**Data shown**
########

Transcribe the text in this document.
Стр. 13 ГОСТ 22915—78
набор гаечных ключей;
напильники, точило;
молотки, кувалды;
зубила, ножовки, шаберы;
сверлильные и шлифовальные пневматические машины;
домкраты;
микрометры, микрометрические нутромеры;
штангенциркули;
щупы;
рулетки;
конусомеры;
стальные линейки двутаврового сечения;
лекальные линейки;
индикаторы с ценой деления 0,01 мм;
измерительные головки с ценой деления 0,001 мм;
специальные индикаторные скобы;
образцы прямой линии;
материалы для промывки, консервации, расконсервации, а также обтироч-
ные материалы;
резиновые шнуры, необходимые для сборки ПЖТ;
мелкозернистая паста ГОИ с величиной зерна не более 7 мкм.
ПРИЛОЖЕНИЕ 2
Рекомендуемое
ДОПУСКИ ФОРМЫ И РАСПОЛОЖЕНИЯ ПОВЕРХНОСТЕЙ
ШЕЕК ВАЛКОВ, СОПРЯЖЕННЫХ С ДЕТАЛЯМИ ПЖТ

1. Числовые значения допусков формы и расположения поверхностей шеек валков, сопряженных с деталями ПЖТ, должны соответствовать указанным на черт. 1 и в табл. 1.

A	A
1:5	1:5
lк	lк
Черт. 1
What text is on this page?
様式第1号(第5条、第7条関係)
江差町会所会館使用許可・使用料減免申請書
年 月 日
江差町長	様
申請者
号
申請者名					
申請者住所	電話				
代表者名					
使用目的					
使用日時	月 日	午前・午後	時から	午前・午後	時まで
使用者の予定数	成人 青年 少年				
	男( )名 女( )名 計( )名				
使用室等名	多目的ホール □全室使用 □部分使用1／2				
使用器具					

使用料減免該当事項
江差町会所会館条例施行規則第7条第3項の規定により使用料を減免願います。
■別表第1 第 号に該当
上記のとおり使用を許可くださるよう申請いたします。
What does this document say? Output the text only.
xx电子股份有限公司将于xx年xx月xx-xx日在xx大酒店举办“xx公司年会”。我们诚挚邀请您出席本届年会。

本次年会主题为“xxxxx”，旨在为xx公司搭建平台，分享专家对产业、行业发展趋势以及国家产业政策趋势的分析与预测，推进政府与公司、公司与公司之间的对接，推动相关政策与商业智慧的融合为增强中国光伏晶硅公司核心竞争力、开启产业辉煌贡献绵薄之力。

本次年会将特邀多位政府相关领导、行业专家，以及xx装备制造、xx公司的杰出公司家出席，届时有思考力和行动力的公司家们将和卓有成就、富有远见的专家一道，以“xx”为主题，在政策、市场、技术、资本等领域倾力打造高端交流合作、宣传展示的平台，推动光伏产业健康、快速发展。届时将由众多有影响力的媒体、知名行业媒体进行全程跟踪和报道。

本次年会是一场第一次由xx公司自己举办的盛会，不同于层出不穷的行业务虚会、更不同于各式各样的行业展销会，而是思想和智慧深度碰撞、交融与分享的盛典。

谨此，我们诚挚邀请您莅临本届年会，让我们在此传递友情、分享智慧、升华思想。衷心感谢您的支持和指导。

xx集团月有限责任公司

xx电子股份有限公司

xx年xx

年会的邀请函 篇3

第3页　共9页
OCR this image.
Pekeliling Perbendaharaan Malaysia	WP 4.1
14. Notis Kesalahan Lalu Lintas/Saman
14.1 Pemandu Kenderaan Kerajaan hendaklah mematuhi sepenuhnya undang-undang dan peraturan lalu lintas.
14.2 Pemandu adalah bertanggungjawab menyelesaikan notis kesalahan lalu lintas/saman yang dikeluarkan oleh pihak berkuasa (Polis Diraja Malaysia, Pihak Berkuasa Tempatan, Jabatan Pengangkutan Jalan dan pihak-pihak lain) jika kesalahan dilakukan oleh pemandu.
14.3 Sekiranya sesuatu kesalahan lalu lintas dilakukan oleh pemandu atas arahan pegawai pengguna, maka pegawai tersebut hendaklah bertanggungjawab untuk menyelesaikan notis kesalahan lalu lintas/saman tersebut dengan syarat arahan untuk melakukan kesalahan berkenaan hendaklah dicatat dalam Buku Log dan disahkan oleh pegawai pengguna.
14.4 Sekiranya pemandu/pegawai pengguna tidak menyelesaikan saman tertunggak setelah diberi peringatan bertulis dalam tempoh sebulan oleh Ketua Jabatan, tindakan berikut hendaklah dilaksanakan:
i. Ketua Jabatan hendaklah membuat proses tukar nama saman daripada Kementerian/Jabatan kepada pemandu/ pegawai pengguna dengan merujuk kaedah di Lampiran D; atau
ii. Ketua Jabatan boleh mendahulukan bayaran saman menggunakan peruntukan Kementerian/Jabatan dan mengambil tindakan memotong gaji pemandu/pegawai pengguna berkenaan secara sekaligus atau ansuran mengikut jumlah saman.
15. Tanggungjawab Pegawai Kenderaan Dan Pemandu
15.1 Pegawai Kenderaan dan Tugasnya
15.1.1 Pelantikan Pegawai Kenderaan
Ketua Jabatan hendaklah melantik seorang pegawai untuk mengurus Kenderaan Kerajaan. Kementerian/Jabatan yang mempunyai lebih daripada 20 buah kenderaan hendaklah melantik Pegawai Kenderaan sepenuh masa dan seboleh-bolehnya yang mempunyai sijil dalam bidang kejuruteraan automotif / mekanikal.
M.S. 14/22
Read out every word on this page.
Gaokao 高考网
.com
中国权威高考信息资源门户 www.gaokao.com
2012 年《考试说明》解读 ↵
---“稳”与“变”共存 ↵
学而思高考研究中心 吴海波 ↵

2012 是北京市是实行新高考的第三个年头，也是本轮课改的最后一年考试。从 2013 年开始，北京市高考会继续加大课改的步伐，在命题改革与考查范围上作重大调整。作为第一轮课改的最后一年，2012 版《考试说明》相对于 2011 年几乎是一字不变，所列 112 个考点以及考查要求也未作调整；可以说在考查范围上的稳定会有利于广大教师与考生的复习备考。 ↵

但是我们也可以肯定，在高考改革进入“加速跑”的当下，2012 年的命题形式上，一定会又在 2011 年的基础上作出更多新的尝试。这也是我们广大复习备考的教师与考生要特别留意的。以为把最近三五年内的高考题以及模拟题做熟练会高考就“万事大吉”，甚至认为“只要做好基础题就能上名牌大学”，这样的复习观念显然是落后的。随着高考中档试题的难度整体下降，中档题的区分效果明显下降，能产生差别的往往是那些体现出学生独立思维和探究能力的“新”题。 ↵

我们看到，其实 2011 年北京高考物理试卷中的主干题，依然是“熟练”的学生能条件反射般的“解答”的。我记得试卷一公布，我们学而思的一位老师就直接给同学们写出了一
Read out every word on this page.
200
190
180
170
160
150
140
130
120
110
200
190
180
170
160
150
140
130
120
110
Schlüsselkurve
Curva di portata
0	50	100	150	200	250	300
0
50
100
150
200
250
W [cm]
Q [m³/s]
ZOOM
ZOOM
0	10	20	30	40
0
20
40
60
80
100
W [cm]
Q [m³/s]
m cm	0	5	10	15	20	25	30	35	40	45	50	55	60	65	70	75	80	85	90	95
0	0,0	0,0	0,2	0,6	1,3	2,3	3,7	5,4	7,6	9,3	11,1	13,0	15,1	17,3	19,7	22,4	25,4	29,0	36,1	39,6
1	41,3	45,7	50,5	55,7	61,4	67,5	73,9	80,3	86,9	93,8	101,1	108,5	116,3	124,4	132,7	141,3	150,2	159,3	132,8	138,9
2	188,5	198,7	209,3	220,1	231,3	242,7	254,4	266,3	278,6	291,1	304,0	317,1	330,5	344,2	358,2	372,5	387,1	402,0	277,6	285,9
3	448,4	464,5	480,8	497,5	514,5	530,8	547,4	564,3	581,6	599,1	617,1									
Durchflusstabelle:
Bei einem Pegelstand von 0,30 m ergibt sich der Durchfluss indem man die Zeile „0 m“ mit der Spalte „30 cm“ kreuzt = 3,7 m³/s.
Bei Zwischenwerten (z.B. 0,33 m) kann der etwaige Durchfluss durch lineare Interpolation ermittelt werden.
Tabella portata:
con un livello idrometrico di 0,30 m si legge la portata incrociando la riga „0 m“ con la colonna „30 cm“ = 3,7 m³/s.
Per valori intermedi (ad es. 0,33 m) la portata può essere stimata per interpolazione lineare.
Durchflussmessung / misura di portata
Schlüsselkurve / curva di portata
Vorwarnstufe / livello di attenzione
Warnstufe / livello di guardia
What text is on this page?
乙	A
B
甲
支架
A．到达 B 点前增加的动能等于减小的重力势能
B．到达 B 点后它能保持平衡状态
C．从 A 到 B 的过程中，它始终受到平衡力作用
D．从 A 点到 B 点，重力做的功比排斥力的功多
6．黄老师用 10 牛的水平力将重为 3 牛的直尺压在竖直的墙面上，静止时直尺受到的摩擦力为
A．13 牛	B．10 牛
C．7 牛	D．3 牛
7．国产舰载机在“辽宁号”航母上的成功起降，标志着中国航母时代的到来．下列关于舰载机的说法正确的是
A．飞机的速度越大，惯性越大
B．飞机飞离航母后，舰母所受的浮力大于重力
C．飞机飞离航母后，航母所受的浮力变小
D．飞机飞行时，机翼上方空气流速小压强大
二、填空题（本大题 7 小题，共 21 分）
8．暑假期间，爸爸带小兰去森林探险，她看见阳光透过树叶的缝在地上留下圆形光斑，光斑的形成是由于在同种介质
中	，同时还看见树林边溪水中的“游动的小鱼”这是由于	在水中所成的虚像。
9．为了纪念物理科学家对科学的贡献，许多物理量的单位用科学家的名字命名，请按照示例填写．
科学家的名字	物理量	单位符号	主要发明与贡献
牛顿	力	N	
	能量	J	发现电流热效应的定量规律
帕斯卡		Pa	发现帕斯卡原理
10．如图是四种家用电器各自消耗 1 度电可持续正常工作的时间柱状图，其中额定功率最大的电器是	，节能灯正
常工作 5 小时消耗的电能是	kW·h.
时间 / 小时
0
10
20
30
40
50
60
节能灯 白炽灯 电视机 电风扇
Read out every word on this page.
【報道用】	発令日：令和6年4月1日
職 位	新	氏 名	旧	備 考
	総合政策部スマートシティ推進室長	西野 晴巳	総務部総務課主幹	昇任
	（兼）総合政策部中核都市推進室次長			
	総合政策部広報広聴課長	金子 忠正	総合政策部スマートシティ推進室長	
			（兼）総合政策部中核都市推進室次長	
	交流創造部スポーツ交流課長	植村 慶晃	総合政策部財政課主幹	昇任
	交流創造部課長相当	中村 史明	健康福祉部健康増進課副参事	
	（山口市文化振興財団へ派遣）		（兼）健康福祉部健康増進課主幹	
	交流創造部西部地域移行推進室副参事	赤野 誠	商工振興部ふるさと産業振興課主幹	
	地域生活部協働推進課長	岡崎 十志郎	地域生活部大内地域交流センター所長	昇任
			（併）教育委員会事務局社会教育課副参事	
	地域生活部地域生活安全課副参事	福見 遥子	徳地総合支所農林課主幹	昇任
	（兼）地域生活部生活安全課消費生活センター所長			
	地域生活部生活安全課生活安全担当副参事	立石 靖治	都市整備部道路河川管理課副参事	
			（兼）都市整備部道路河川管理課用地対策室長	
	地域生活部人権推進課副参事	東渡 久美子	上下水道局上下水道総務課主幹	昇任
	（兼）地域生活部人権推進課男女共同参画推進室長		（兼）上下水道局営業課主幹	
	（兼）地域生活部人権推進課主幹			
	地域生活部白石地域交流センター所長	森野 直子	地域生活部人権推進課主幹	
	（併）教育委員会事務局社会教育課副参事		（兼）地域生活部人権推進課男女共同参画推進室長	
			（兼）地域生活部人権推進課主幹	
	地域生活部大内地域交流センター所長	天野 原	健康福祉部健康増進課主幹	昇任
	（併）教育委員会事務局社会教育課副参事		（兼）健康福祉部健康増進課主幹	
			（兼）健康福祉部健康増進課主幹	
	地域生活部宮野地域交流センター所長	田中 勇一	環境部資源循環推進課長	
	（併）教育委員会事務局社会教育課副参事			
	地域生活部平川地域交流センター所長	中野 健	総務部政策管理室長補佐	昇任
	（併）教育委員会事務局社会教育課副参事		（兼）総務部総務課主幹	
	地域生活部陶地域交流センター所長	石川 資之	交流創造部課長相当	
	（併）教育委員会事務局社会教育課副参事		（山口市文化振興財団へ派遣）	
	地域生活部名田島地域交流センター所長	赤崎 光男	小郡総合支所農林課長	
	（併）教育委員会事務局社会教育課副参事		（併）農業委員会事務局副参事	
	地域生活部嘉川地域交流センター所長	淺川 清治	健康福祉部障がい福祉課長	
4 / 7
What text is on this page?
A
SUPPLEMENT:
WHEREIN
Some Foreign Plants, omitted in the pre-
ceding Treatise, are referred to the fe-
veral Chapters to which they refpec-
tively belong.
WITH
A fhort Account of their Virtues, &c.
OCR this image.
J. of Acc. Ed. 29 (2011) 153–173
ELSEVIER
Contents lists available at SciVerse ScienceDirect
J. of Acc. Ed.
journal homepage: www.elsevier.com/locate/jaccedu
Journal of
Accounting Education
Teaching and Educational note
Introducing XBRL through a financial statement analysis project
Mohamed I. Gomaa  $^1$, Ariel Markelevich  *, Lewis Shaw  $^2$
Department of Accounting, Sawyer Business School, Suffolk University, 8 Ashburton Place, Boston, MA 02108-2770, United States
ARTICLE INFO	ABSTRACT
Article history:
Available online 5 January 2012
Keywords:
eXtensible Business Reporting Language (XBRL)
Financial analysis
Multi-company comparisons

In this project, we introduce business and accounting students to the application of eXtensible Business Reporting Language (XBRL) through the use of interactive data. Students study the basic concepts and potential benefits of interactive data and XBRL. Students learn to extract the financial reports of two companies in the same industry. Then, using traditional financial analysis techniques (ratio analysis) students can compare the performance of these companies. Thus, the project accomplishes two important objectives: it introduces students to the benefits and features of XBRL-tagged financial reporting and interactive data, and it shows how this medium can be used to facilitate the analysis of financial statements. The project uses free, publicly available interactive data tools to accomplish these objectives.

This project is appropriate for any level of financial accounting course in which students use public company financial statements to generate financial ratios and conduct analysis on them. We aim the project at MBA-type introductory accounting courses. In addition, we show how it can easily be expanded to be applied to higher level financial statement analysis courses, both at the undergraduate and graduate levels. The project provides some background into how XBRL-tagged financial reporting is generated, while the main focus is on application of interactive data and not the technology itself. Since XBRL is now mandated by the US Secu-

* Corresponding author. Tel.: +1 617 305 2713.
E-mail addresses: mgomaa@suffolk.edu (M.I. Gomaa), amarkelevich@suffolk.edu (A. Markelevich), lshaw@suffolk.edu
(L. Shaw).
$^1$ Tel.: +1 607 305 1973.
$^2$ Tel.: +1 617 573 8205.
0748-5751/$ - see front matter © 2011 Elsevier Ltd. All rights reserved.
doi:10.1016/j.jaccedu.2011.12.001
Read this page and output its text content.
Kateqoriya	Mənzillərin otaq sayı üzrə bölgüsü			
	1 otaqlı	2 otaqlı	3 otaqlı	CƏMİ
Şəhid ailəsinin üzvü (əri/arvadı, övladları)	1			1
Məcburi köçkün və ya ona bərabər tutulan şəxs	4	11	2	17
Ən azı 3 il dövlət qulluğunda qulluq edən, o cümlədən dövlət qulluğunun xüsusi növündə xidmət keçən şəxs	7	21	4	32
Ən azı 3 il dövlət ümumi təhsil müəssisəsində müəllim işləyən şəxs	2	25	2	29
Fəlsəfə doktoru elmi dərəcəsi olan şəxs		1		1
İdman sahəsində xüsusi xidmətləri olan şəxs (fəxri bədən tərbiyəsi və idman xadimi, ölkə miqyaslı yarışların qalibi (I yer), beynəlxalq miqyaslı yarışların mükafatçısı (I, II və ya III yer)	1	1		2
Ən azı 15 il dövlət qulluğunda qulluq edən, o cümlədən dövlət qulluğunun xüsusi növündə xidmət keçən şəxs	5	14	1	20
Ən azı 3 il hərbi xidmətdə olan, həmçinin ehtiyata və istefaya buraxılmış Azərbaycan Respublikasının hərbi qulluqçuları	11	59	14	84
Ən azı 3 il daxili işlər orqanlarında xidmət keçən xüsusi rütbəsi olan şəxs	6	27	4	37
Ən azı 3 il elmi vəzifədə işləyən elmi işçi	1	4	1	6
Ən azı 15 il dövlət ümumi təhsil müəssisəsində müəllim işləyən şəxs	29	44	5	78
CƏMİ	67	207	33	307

########

**Exercise instructions**
From the records above, copy every line that holds the word "総合政策部スマートシティ推進室長".

**Complete answer**
	総合政策部スマートシティ推進室長	西野 晴巳	総務部総務課主幹	昇任
	総合政策部広報広聴課長	金子 忠正	総合政策部スマートシティ推進室長	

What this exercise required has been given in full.